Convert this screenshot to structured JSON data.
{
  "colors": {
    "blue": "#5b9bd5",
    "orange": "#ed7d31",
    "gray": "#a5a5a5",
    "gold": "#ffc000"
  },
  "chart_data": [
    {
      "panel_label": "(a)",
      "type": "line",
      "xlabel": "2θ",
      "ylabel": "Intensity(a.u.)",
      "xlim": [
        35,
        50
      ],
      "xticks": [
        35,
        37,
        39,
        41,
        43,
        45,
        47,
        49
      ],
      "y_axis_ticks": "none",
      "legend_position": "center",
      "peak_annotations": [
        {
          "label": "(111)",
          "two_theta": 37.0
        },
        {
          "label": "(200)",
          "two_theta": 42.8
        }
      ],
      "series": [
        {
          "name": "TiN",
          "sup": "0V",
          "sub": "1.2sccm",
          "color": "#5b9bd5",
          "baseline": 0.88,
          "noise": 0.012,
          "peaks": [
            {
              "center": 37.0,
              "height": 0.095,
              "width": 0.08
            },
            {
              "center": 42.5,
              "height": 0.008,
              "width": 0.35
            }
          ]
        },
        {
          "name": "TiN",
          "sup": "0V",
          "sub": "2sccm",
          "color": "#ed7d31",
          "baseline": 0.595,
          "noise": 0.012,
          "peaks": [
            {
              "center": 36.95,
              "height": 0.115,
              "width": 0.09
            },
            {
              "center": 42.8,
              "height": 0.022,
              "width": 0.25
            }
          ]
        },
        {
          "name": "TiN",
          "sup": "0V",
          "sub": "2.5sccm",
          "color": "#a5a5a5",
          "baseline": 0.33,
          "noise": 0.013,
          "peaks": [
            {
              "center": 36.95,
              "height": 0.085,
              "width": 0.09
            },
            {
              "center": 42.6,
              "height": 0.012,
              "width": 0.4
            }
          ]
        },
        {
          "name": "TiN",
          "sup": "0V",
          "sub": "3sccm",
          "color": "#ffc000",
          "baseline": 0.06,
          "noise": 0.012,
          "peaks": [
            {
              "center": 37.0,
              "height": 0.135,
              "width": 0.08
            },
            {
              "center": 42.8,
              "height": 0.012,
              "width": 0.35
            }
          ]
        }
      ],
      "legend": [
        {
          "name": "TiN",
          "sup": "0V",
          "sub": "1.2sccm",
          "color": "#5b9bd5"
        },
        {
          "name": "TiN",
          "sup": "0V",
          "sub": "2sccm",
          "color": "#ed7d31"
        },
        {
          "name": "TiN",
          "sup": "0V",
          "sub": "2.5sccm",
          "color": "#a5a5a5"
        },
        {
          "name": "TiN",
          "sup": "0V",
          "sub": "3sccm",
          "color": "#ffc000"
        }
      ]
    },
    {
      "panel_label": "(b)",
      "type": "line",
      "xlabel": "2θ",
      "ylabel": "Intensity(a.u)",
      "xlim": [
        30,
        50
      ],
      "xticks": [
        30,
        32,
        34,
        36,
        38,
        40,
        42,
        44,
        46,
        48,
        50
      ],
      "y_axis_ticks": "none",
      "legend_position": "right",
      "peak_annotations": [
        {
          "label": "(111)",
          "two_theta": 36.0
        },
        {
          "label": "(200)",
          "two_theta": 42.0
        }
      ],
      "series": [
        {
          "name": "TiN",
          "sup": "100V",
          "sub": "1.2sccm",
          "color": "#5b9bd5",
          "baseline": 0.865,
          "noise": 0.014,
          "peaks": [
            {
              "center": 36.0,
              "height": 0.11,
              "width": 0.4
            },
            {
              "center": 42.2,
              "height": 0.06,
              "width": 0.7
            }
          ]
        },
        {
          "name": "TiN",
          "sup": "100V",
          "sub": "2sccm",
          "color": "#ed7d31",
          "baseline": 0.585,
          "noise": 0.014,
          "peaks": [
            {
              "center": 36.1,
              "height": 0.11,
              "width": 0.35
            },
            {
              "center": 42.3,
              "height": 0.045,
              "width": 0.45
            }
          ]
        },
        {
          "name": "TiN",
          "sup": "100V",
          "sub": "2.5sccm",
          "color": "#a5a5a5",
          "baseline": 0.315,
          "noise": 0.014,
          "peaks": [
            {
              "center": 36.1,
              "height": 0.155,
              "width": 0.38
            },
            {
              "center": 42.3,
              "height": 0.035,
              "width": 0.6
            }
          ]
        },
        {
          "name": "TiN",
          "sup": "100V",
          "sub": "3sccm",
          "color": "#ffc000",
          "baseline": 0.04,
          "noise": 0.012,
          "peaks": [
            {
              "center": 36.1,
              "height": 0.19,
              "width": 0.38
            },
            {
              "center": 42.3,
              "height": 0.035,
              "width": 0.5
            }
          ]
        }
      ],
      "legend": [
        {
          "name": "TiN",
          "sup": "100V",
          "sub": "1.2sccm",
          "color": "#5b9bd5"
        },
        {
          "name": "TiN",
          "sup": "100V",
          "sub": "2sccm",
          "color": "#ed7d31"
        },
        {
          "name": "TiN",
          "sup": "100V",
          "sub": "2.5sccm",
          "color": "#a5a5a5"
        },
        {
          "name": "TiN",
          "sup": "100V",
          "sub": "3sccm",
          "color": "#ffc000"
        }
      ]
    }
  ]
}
_ _ _
* The exercise
Repeat every line of the material exactly as given.

* Result of this exercise
Convert this screenshot to structured JSON data.
{
  "colors": {
    "blue": "#5b9bd5",
    "orange": "#ed7d31",
    "gray": "#a5a5a5",
    "gold": "#ffc000"
  },
  "chart_data": [
    {
      "panel_label": "(a)",
      "type": "line",
      "xlabel": "2θ",
      "ylabel": "Intensity(a.u.)",
      "xlim": [
        35,
        50
      ],
      "xticks": [
        35,
        37,
        39,
        41,
        43,
        45,
        47,
        49
      ],
      "y_axis_ticks": "none",
      "legend_position": "center",
      "peak_annotations": [
        {
          "label": "(111)",
          "two_theta": 37.0
        },
        {
          "label": "(200)",
          "two_theta": 42.8
        }
      ],
      "series": [
        {
          "name": "TiN",
          "sup": "0V",
          "sub": "1.2sccm",
          "color": "#5b9bd5",
          "baseline": 0.88,
          "noise": 0.012,
          "peaks": [
            {
              "center": 37.0,
              "height": 0.095,
              "width": 0.08
            },
            {
              "center": 42.5,
              "height": 0.008,
              "width": 0.35
            }
          ]
        },
        {
          "name": "TiN",
          "sup": "0V",
          "sub": "2sccm",
          "color": "#ed7d31",
          "baseline": 0.595,
          "noise": 0.012,
          "peaks": [
            {
              "center": 36.95,
              "height": 0.115,
              "width": 0.09
            },
            {
              "center": 42.8,
              "height": 0.022,
              "width": 0.25
            }
          ]
        },
        {
          "name": "TiN",
          "sup": "0V",
          "sub": "2.5sccm",
          "color": "#a5a5a5",
          "baseline": 0.33,
          "noise": 0.013,
          "peaks": [
            {
              "center": 36.95,
              "height": 0.085,
              "width": 0.09
            },
            {
              "center": 42.6,
              "height": 0.012,
              "width": 0.4
            }
          ]
        },
        {
          "name": "TiN",
          "sup": "0V",
          "sub": "3sccm",
          "color": "#ffc000",
          "baseline": 0.06,
          "noise": 0.012,
          "peaks": [
            {
              "center": 37.0,
              "height": 0.135,
              "width": 0.08
            },
            {
              "center": 42.8,
              "height": 0.012,
              "width": 0.35
            }
          ]
        }
      ],
      "legend": [
        {
          "name": "TiN",
          "sup": "0V",
          "sub": "1.2sccm",
          "color": "#5b9bd5"
        },
        {
          "name": "TiN",
          "sup": "0V",
          "sub": "2sccm",
          "color": "#ed7d31"
        },
        {
          "name": "TiN",
          "sup": "0V",
          "sub": "2.5sccm",
          "color": "#a5a5a5"
        },
        {
          "name": "TiN",
          "sup": "0V",
          "sub": "3sccm",
          "color": "#ffc000"
        }
      ]
    },
    {
      "panel_label": "(b)",
      "type": "line",
      "xlabel": "2θ",
      "ylabel": "Intensity(a.u)",
      "xlim": [
        30,
        50
      ],
      "xticks": [
        30,
        32,
        34,
        36,
        38,
        40,
        42,
        44,
        46,
        48,
        50
      ],
      "y_axis_ticks": "none",
      "legend_position": "right",
      "peak_annotations": [
        {
          "label": "(111)",
          "two_theta": 36.0
        },
        {
          "label": "(200)",
          "two_theta": 42.0
        }
      ],
      "series": [
        {
          "name": "TiN",
          "sup": "100V",
          "sub": "1.2sccm",
          "color": "#5b9bd5",
          "baseline": 0.865,
          "noise": 0.014,
          "peaks": [
            {
              "center": 36.0,
              "height": 0.11,
              "width": 0.4
            },
            {
              "center": 42.2,
              "height": 0.06,
              "width": 0.7
            }
          ]
        },
        {
          "name": "TiN",
          "sup": "100V",
          "sub": "2sccm",
          "color": "#ed7d31",
          "baseline": 0.585,
          "noise": 0.014,
          "peaks": [
            {
              "center": 36.1,
              "height": 0.11,
              "width": 0.35
            },
            {
              "center": 42.3,
              "height": 0.045,
              "width": 0.45
            }
          ]
        },
        {
          "name": "TiN",
          "sup": "100V",
          "sub": "2.5sccm",
          "color": "#a5a5a5",
          "baseline": 0.315,
          "noise": 0.014,
          "peaks": [
            {
              "center": 36.1,
              "height": 0.155,
              "width": 0.38
            },
            {
              "center": 42.3,
              "height": 0.035,
              "width": 0.6
            }
          ]
        },
        {
          "name": "TiN",
          "sup": "100V",
          "sub": "3sccm",
          "color": "#ffc000",
          "baseline": 0.04,
          "noise": 0.012,
          "peaks": [
            {
              "center": 36.1,
              "height": 0.19,
              "width": 0.38
            },
            {
              "center": 42.3,
              "height": 0.035,
              "width": 0.5
            }
          ]
        }
      ],
      "legend": [
        {
          "name": "TiN",
          "sup": "100V",
          "sub": "1.2sccm",
          "color": "#5b9bd5"
        },
        {
          "name": "TiN",
          "sup": "100V",
          "sub": "2sccm",
          "color": "#ed7d31"
        },
        {
          "name": "TiN",
          "sup": "100V",
          "sub": "2.5sccm",
          "color": "#a5a5a5"
        },
        {
          "name": "TiN",
          "sup": "100V",
          "sub": "3sccm",
          "color": "#ffc000"
        }
      ]
    }
  ]
}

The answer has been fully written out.